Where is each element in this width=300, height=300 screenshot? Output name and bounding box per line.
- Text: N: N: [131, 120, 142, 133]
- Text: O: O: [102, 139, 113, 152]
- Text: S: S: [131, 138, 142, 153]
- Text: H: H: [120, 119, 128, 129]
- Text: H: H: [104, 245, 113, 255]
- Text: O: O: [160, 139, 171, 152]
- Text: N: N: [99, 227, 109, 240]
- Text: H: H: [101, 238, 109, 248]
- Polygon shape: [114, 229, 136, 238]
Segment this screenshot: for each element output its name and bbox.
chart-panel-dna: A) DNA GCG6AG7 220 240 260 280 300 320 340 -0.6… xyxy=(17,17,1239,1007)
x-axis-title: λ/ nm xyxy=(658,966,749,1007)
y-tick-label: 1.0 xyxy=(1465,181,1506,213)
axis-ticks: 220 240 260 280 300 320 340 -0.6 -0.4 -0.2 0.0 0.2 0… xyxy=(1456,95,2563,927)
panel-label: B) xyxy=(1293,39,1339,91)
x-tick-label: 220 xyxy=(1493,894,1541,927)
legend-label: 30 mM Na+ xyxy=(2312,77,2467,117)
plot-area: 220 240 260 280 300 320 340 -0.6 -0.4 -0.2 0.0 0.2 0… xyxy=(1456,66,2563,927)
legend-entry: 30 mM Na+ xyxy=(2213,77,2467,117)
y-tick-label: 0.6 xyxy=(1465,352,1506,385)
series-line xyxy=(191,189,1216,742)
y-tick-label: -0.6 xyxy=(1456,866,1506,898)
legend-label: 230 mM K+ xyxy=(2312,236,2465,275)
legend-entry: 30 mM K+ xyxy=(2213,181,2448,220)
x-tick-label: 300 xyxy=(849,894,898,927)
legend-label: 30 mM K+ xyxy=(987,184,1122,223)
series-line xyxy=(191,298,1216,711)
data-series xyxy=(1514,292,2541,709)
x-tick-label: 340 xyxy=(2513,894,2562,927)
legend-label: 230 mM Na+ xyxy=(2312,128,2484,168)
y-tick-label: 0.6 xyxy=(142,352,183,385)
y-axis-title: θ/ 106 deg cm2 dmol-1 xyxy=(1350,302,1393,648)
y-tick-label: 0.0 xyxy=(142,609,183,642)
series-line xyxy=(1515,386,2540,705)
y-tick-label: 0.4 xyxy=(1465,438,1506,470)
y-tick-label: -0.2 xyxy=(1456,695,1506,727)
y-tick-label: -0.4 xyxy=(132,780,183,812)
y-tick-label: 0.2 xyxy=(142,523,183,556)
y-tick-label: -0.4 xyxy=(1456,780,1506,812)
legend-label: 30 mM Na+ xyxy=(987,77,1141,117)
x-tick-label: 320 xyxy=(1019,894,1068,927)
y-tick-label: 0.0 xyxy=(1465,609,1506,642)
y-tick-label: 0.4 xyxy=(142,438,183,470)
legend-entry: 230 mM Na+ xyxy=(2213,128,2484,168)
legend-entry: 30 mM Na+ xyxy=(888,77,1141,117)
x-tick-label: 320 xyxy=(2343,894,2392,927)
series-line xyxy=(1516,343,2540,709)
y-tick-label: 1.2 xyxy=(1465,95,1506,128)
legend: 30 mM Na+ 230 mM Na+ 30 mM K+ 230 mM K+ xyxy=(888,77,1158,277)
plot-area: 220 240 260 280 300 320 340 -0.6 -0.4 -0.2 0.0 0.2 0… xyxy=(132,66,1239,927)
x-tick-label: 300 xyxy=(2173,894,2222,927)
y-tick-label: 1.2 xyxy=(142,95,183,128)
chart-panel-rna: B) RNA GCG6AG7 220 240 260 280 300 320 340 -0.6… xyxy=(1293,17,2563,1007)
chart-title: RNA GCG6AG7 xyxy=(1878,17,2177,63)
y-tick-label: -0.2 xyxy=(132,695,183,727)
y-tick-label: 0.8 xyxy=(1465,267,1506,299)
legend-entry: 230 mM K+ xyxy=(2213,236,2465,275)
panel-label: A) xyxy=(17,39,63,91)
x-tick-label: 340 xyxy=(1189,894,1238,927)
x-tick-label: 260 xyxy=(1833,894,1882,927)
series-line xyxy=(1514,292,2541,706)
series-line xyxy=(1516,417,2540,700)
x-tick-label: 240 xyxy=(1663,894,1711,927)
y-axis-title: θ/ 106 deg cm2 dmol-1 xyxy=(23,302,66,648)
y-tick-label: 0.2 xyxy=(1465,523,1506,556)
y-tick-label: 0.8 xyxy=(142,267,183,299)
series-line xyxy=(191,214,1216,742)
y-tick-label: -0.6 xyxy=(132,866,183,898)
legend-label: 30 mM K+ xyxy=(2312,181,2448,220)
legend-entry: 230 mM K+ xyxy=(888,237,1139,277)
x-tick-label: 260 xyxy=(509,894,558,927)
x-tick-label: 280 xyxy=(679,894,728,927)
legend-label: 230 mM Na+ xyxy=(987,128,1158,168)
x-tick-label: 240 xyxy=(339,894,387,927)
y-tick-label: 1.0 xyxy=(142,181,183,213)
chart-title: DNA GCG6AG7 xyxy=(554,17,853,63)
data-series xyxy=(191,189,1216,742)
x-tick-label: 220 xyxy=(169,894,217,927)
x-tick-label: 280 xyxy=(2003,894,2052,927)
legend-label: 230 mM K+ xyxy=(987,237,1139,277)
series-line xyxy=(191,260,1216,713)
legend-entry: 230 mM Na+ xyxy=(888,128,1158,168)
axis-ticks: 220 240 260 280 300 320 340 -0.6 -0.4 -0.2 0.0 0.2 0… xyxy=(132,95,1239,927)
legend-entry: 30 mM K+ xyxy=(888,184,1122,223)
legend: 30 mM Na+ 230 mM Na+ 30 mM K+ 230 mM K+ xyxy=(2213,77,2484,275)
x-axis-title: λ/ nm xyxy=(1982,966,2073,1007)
◇ ◇ ◇ ◇ ◇ ◇ ◇
• [What needs to be done]
Reproduce all of the material above, line for line and without any changes.

• [Response to this exercise]
Where is each element in this width=300, height=300 screenshot? Output name and bounding box per line.
- Text: N: N: [131, 120, 142, 133]
- Text: O: O: [102, 139, 113, 152]
- Text: S: S: [131, 138, 142, 153]
- Text: H: H: [120, 119, 128, 129]
- Text: H: H: [104, 245, 113, 255]
- Text: O: O: [160, 139, 171, 152]
- Text: N: N: [99, 227, 109, 240]
- Text: H: H: [101, 238, 109, 248]
- Polygon shape: [114, 229, 136, 238]
Segment this screenshot: for each element output its name and bbox.
chart-panel-dna: A) DNA GCG6AG7 220 240 260 280 300 320 340 -0.6… xyxy=(17,17,1239,1007)
x-axis-title: λ/ nm xyxy=(658,966,749,1007)
y-tick-label: 1.0 xyxy=(1465,181,1506,213)
axis-ticks: 220 240 260 280 300 320 340 -0.6 -0.4 -0.2 0.0 0.2 0… xyxy=(1456,95,2563,927)
panel-label: B) xyxy=(1293,39,1339,91)
x-tick-label: 220 xyxy=(1493,894,1541,927)
legend-label: 30 mM Na+ xyxy=(2312,77,2467,117)
plot-area: 220 240 260 280 300 320 340 -0.6 -0.4 -0.2 0.0 0.2 0… xyxy=(1456,66,2563,927)
legend-entry: 30 mM Na+ xyxy=(2213,77,2467,117)
y-tick-label: 0.6 xyxy=(1465,352,1506,385)
series-line xyxy=(191,189,1216,742)
y-tick-label: -0.6 xyxy=(1456,866,1506,898)
legend-label: 230 mM K+ xyxy=(2312,236,2465,275)
legend-entry: 30 mM K+ xyxy=(2213,181,2448,220)
x-tick-label: 300 xyxy=(849,894,898,927)
legend-label: 30 mM K+ xyxy=(987,184,1122,223)
series-line xyxy=(191,298,1216,711)
data-series xyxy=(1514,292,2541,709)
x-tick-label: 340 xyxy=(2513,894,2562,927)
legend-label: 230 mM Na+ xyxy=(2312,128,2484,168)
y-tick-label: 0.6 xyxy=(142,352,183,385)
y-axis-title: θ/ 106 deg cm2 dmol-1 xyxy=(1350,302,1393,648)
y-tick-label: 0.0 xyxy=(142,609,183,642)
series-line xyxy=(1515,386,2540,705)
y-tick-label: 0.4 xyxy=(1465,438,1506,470)
y-tick-label: -0.2 xyxy=(1456,695,1506,727)
y-tick-label: -0.4 xyxy=(132,780,183,812)
y-tick-label: 0.2 xyxy=(142,523,183,556)
y-tick-label: -0.4 xyxy=(1456,780,1506,812)
legend-label: 30 mM Na+ xyxy=(987,77,1141,117)
x-tick-label: 320 xyxy=(1019,894,1068,927)
y-tick-label: 0.0 xyxy=(1465,609,1506,642)
y-tick-label: 0.4 xyxy=(142,438,183,470)
legend-entry: 230 mM Na+ xyxy=(2213,128,2484,168)
legend-entry: 30 mM Na+ xyxy=(888,77,1141,117)
x-tick-label: 320 xyxy=(2343,894,2392,927)
series-line xyxy=(1516,343,2540,709)
y-tick-label: 1.2 xyxy=(1465,95,1506,128)
legend: 30 mM Na+ 230 mM Na+ 30 mM K+ 230 mM K+ xyxy=(888,77,1158,277)
plot-area: 220 240 260 280 300 320 340 -0.6 -0.4 -0.2 0.0 0.2 0… xyxy=(132,66,1239,927)
x-tick-label: 300 xyxy=(2173,894,2222,927)
y-tick-label: 1.2 xyxy=(142,95,183,128)
chart-panel-rna: B) RNA GCG6AG7 220 240 260 280 300 320 340 -0.6… xyxy=(1293,17,2563,1007)
chart-title: RNA GCG6AG7 xyxy=(1878,17,2177,63)
y-tick-label: -0.2 xyxy=(132,695,183,727)
y-tick-label: 0.8 xyxy=(1465,267,1506,299)
legend-entry: 230 mM K+ xyxy=(2213,236,2465,275)
panel-label: A) xyxy=(17,39,63,91)
x-tick-label: 340 xyxy=(1189,894,1238,927)
x-tick-label: 260 xyxy=(1833,894,1882,927)
series-line xyxy=(1514,292,2541,706)
series-line xyxy=(1516,417,2540,700)
x-tick-label: 240 xyxy=(1663,894,1711,927)
y-axis-title: θ/ 106 deg cm2 dmol-1 xyxy=(23,302,66,648)
y-tick-label: 0.2 xyxy=(1465,523,1506,556)
y-tick-label: 0.8 xyxy=(142,267,183,299)
series-line xyxy=(191,214,1216,742)
y-tick-label: -0.6 xyxy=(132,866,183,898)
legend-label: 30 mM K+ xyxy=(2312,181,2448,220)
legend-entry: 230 mM K+ xyxy=(888,237,1139,277)
x-tick-label: 260 xyxy=(509,894,558,927)
x-tick-label: 280 xyxy=(679,894,728,927)
legend-label: 230 mM Na+ xyxy=(987,128,1158,168)
x-tick-label: 240 xyxy=(339,894,387,927)
y-tick-label: 1.0 xyxy=(142,181,183,213)
chart-title: DNA GCG6AG7 xyxy=(554,17,853,63)
data-series xyxy=(191,189,1216,742)
x-tick-label: 220 xyxy=(169,894,217,927)
x-tick-label: 280 xyxy=(2003,894,2052,927)
legend-label: 230 mM K+ xyxy=(987,237,1139,277)
series-line xyxy=(191,260,1216,713)
legend-entry: 230 mM Na+ xyxy=(888,128,1158,168)
axis-ticks: 220 240 260 280 300 320 340 -0.6 -0.4 -0.2 0.0 0.2 0… xyxy=(132,95,1239,927)
legend-entry: 30 mM K+ xyxy=(888,184,1122,223)
legend: 30 mM Na+ 230 mM Na+ 30 mM K+ 230 mM K+ xyxy=(2213,77,2484,275)
x-axis-title: λ/ nm xyxy=(1982,966,2073,1007)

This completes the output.